Reproduce every entry exactly.
* start MATERIAL PROVIDED *
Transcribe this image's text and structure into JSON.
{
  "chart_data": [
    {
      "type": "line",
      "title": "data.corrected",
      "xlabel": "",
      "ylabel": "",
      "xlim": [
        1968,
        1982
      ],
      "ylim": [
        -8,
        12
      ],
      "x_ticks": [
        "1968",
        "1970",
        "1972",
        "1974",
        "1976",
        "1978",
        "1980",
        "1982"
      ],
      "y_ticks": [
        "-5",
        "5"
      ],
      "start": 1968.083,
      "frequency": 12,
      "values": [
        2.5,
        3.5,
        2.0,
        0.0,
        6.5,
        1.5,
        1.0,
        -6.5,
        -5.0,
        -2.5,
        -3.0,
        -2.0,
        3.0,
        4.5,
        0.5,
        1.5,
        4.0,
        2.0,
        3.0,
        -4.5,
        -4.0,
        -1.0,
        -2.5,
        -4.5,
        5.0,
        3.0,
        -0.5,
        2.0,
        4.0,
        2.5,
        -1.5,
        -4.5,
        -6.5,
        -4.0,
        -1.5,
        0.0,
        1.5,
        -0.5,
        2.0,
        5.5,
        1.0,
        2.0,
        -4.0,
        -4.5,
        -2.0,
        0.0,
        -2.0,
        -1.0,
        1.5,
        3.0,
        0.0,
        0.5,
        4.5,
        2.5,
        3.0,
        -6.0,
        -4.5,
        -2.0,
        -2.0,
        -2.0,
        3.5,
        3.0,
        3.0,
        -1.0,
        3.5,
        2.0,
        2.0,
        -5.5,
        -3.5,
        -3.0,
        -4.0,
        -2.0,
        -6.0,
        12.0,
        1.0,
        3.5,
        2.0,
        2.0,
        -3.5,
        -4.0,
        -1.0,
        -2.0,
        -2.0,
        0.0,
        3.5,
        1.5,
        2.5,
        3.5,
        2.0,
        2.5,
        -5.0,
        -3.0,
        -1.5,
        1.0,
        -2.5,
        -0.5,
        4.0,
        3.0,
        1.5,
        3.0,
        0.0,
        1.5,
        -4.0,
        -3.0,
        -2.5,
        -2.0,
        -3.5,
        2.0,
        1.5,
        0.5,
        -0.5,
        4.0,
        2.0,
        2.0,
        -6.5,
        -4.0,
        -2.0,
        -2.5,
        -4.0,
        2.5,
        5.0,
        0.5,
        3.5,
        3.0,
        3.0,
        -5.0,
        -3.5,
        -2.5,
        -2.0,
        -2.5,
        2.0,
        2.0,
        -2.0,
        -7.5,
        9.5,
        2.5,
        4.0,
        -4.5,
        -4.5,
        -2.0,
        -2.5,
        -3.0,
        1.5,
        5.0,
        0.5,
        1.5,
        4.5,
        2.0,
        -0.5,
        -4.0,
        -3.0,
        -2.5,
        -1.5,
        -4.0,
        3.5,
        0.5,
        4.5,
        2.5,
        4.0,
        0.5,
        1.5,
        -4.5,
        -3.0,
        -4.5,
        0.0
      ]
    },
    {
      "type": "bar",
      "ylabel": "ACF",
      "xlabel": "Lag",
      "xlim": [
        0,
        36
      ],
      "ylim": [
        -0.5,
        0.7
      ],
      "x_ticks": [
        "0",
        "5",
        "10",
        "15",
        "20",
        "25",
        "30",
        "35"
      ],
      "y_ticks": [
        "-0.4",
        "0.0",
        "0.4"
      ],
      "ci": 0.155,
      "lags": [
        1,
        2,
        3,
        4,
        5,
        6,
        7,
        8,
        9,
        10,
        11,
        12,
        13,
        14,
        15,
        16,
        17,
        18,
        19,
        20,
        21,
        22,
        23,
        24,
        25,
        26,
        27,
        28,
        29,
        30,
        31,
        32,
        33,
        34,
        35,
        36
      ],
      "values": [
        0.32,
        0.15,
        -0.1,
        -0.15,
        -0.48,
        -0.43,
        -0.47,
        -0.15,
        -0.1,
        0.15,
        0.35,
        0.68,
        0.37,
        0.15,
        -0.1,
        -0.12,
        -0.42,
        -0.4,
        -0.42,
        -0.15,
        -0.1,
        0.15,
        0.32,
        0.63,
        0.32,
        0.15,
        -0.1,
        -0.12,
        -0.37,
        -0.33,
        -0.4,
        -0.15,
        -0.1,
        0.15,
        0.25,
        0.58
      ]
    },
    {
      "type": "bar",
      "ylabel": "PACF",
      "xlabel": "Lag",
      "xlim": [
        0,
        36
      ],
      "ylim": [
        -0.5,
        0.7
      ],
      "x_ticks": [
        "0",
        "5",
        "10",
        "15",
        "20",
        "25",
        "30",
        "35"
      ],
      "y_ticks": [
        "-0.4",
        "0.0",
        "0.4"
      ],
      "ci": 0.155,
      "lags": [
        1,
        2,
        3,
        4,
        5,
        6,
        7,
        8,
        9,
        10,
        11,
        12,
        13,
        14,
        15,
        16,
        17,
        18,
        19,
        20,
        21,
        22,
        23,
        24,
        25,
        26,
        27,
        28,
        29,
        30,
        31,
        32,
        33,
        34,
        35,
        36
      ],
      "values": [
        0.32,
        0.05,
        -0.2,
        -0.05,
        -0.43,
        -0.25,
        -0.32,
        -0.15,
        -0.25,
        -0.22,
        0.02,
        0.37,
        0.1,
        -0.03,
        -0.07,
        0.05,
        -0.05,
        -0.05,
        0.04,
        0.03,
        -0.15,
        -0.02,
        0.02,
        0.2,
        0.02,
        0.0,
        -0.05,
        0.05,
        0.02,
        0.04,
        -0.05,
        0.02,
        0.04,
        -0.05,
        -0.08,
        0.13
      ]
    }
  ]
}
* end MATERIAL PROVIDED *
## [TASK ANSWER]
Transcribe this image's text and structure into JSON.
{
  "chart_data": [
    {
      "type": "line",
      "title": "data.corrected",
      "xlabel": "",
      "ylabel": "",
      "xlim": [
        1968,
        1982
      ],
      "ylim": [
        -8,
        12
      ],
      "x_ticks": [
        "1968",
        "1970",
        "1972",
        "1974",
        "1976",
        "1978",
        "1980",
        "1982"
      ],
      "y_ticks": [
        "-5",
        "5"
      ],
      "start": 1968.083,
      "frequency": 12,
      "values": [
        2.5,
        3.5,
        2.0,
        0.0,
        6.5,
        1.5,
        1.0,
        -6.5,
        -5.0,
        -2.5,
        -3.0,
        -2.0,
        3.0,
        4.5,
        0.5,
        1.5,
        4.0,
        2.0,
        3.0,
        -4.5,
        -4.0,
        -1.0,
        -2.5,
        -4.5,
        5.0,
        3.0,
        -0.5,
        2.0,
        4.0,
        2.5,
        -1.5,
        -4.5,
        -6.5,
        -4.0,
        -1.5,
        0.0,
        1.5,
        -0.5,
        2.0,
        5.5,
        1.0,
        2.0,
        -4.0,
        -4.5,
        -2.0,
        0.0,
        -2.0,
        -1.0,
        1.5,
        3.0,
        0.0,
        0.5,
        4.5,
        2.5,
        3.0,
        -6.0,
        -4.5,
        -2.0,
        -2.0,
        -2.0,
        3.5,
        3.0,
        3.0,
        -1.0,
        3.5,
        2.0,
        2.0,
        -5.5,
        -3.5,
        -3.0,
        -4.0,
        -2.0,
        -6.0,
        12.0,
        1.0,
        3.5,
        2.0,
        2.0,
        -3.5,
        -4.0,
        -1.0,
        -2.0,
        -2.0,
        0.0,
        3.5,
        1.5,
        2.5,
        3.5,
        2.0,
        2.5,
        -5.0,
        -3.0,
        -1.5,
        1.0,
        -2.5,
        -0.5,
        4.0,
        3.0,
        1.5,
        3.0,
        0.0,
        1.5,
        -4.0,
        -3.0,
        -2.5,
        -2.0,
        -3.5,
        2.0,
        1.5,
        0.5,
        -0.5,
        4.0,
        2.0,
        2.0,
        -6.5,
        -4.0,
        -2.0,
        -2.5,
        -4.0,
        2.5,
        5.0,
        0.5,
        3.5,
        3.0,
        3.0,
        -5.0,
        -3.5,
        -2.5,
        -2.0,
        -2.5,
        2.0,
        2.0,
        -2.0,
        -7.5,
        9.5,
        2.5,
        4.0,
        -4.5,
        -4.5,
        -2.0,
        -2.5,
        -3.0,
        1.5,
        5.0,
        0.5,
        1.5,
        4.5,
        2.0,
        -0.5,
        -4.0,
        -3.0,
        -2.5,
        -1.5,
        -4.0,
        3.5,
        0.5,
        4.5,
        2.5,
        4.0,
        0.5,
        1.5,
        -4.5,
        -3.0,
        -4.5,
        0.0
      ]
    },
    {
      "type": "bar",
      "ylabel": "ACF",
      "xlabel": "Lag",
      "xlim": [
        0,
        36
      ],
      "ylim": [
        -0.5,
        0.7
      ],
      "x_ticks": [
        "0",
        "5",
        "10",
        "15",
        "20",
        "25",
        "30",
        "35"
      ],
      "y_ticks": [
        "-0.4",
        "0.0",
        "0.4"
      ],
      "ci": 0.155,
      "lags": [
        1,
        2,
        3,
        4,
        5,
        6,
        7,
        8,
        9,
        10,
        11,
        12,
        13,
        14,
        15,
        16,
        17,
        18,
        19,
        20,
        21,
        22,
        23,
        24,
        25,
        26,
        27,
        28,
        29,
        30,
        31,
        32,
        33,
        34,
        35,
        36
      ],
      "values": [
        0.32,
        0.15,
        -0.1,
        -0.15,
        -0.48,
        -0.43,
        -0.47,
        -0.15,
        -0.1,
        0.15,
        0.35,
        0.68,
        0.37,
        0.15,
        -0.1,
        -0.12,
        -0.42,
        -0.4,
        -0.42,
        -0.15,
        -0.1,
        0.15,
        0.32,
        0.63,
        0.32,
        0.15,
        -0.1,
        -0.12,
        -0.37,
        -0.33,
        -0.4,
        -0.15,
        -0.1,
        0.15,
        0.25,
        0.58
      ]
    },
    {
      "type": "bar",
      "ylabel": "PACF",
      "xlabel": "Lag",
      "xlim": [
        0,
        36
      ],
      "ylim": [
        -0.5,
        0.7
      ],
      "x_ticks": [
        "0",
        "5",
        "10",
        "15",
        "20",
        "25",
        "30",
        "35"
      ],
      "y_ticks": [
        "-0.4",
        "0.0",
        "0.4"
      ],
      "ci": 0.155,
      "lags": [
        1,
        2,
        3,
        4,
        5,
        6,
        7,
        8,
        9,
        10,
        11,
        12,
        13,
        14,
        15,
        16,
        17,
        18,
        19,
        20,
        21,
        22,
        23,
        24,
        25,
        26,
        27,
        28,
        29,
        30,
        31,
        32,
        33,
        34,
        35,
        36
      ],
      "values": [
        0.32,
        0.05,
        -0.2,
        -0.05,
        -0.43,
        -0.25,
        -0.32,
        -0.15,
        -0.25,
        -0.22,
        0.02,
        0.37,
        0.1,
        -0.03,
        -0.07,
        0.05,
        -0.05,
        -0.05,
        0.04,
        0.03,
        -0.15,
        -0.02,
        0.02,
        0.2,
        0.02,
        0.0,
        -0.05,
        0.05,
        0.02,
        0.04,
        -0.05,
        0.02,
        0.04,
        -0.05,
        -0.08,
        0.13
      ]
    }
  ]
}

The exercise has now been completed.